**Problem to work on**
The listing below should be written out exactly; please include all of it.

** Begin Given data **

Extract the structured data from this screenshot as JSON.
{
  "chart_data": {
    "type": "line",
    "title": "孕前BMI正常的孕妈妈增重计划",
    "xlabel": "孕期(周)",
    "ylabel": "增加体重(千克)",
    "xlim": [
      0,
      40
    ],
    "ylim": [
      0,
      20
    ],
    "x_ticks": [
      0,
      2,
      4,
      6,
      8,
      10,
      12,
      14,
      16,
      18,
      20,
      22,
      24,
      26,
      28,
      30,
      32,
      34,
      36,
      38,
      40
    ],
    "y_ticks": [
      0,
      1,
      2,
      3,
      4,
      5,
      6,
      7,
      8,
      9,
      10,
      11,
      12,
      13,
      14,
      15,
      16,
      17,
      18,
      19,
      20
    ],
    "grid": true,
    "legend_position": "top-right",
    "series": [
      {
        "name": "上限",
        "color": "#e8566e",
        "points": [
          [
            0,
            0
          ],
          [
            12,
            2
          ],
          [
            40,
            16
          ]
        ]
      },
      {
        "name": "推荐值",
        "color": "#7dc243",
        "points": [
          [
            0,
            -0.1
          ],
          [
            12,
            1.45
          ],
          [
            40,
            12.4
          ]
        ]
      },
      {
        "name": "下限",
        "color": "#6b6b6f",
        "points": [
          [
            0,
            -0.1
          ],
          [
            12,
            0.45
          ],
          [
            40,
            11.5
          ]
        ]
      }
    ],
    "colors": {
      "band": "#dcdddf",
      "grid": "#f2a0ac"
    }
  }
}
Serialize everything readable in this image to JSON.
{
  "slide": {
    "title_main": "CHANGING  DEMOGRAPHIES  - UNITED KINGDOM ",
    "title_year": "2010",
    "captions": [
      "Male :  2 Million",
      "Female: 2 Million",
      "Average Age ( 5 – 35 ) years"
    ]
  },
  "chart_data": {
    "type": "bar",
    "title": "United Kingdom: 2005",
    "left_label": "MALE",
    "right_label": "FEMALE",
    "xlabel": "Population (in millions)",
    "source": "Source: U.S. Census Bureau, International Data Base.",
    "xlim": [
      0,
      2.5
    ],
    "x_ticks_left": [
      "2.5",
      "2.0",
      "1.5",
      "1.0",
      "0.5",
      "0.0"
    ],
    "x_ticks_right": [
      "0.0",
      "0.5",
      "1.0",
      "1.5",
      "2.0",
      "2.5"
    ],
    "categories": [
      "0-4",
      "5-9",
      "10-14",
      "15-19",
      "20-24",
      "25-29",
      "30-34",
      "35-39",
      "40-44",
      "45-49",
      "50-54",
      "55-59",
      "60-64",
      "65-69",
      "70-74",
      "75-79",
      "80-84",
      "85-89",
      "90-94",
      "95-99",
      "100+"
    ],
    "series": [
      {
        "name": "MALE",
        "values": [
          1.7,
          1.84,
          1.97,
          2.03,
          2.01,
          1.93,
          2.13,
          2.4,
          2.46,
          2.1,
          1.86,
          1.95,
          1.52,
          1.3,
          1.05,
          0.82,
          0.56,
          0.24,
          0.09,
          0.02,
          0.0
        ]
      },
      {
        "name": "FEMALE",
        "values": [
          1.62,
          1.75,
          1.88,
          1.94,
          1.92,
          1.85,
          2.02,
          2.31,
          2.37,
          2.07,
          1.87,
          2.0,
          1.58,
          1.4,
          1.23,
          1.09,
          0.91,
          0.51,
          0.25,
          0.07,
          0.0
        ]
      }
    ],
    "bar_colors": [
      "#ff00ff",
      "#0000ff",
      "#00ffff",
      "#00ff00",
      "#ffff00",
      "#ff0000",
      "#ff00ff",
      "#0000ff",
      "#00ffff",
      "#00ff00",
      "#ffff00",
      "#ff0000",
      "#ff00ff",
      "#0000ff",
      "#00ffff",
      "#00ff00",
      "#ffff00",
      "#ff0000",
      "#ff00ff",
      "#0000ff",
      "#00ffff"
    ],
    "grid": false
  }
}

** End Given data **

**Worked answer**
Extract the structured data from this screenshot as JSON.
{
  "chart_data": {
    "type": "line",
    "title": "孕前BMI正常的孕妈妈增重计划",
    "xlabel": "孕期(周)",
    "ylabel": "增加体重(千克)",
    "xlim": [
      0,
      40
    ],
    "ylim": [
      0,
      20
    ],
    "x_ticks": [
      0,
      2,
      4,
      6,
      8,
      10,
      12,
      14,
      16,
      18,
      20,
      22,
      24,
      26,
      28,
      30,
      32,
      34,
      36,
      38,
      40
    ],
    "y_ticks": [
      0,
      1,
      2,
      3,
      4,
      5,
      6,
      7,
      8,
      9,
      10,
      11,
      12,
      13,
      14,
      15,
      16,
      17,
      18,
      19,
      20
    ],
    "grid": true,
    "legend_position": "top-right",
    "series": [
      {
        "name": "上限",
        "color": "#e8566e",
        "points": [
          [
            0,
            0
          ],
          [
            12,
            2
          ],
          [
            40,
            16
          ]
        ]
      },
      {
        "name": "推荐值",
        "color": "#7dc243",
        "points": [
          [
            0,
            -0.1
          ],
          [
            12,
            1.45
          ],
          [
            40,
            12.4
          ]
        ]
      },
      {
        "name": "下限",
        "color": "#6b6b6f",
        "points": [
          [
            0,
            -0.1
          ],
          [
            12,
            0.45
          ],
          [
            40,
            11.5
          ]
        ]
      }
    ],
    "colors": {
      "band": "#dcdddf",
      "grid": "#f2a0ac"
    }
  }
}
Serialize everything readable in this image to JSON.
{
  "slide": {
    "title_main": "CHANGING  DEMOGRAPHIES  - UNITED KINGDOM ",
    "title_year": "2010",
    "captions": [
      "Male :  2 Million",
      "Female: 2 Million",
      "Average Age ( 5 – 35 ) years"
    ]
  },
  "chart_data": {
    "type": "bar",
    "title": "United Kingdom: 2005",
    "left_label": "MALE",
    "right_label": "FEMALE",
    "xlabel": "Population (in millions)",
    "source": "Source: U.S. Census Bureau, International Data Base.",
    "xlim": [
      0,
      2.5
    ],
    "x_ticks_left": [
      "2.5",
      "2.0",
      "1.5",
      "1.0",
      "0.5",
      "0.0"
    ],
    "x_ticks_right": [
      "0.0",
      "0.5",
      "1.0",
      "1.5",
      "2.0",
      "2.5"
    ],
    "categories": [
      "0-4",
      "5-9",
      "10-14",
      "15-19",
      "20-24",
      "25-29",
      "30-34",
      "35-39",
      "40-44",
      "45-49",
      "50-54",
      "55-59",
      "60-64",
      "65-69",
      "70-74",
      "75-79",
      "80-84",
      "85-89",
      "90-94",
      "95-99",
      "100+"
    ],
    "series": [
      {
        "name": "MALE",
        "values": [
          1.7,
          1.84,
          1.97,
          2.03,
          2.01,
          1.93,
          2.13,
          2.4,
          2.46,
          2.1,
          1.86,
          1.95,
          1.52,
          1.3,
          1.05,
          0.82,
          0.56,
          0.24,
          0.09,
          0.02,
          0.0
        ]
      },
      {
        "name": "FEMALE",
        "values": [
          1.62,
          1.75,
          1.88,
          1.94,
          1.92,
          1.85,
          2.02,
          2.31,
          2.37,
          2.07,
          1.87,
          2.0,
          1.58,
          1.4,
          1.23,
          1.09,
          0.91,
          0.51,
          0.25,
          0.07,
          0.0
        ]
      }
    ],
    "bar_colors": [
      "#ff00ff",
      "#0000ff",
      "#00ffff",
      "#00ff00",
      "#ffff00",
      "#ff0000",
      "#ff00ff",
      "#0000ff",
      "#00ffff",
      "#00ff00",
      "#ffff00",
      "#ff0000",
      "#ff00ff",
      "#0000ff",
      "#00ffff",
      "#00ff00",
      "#ffff00",
      "#ff0000",
      "#ff00ff",
      "#0000ff",
      "#00ffff"
    ],
    "grid": false
  }
}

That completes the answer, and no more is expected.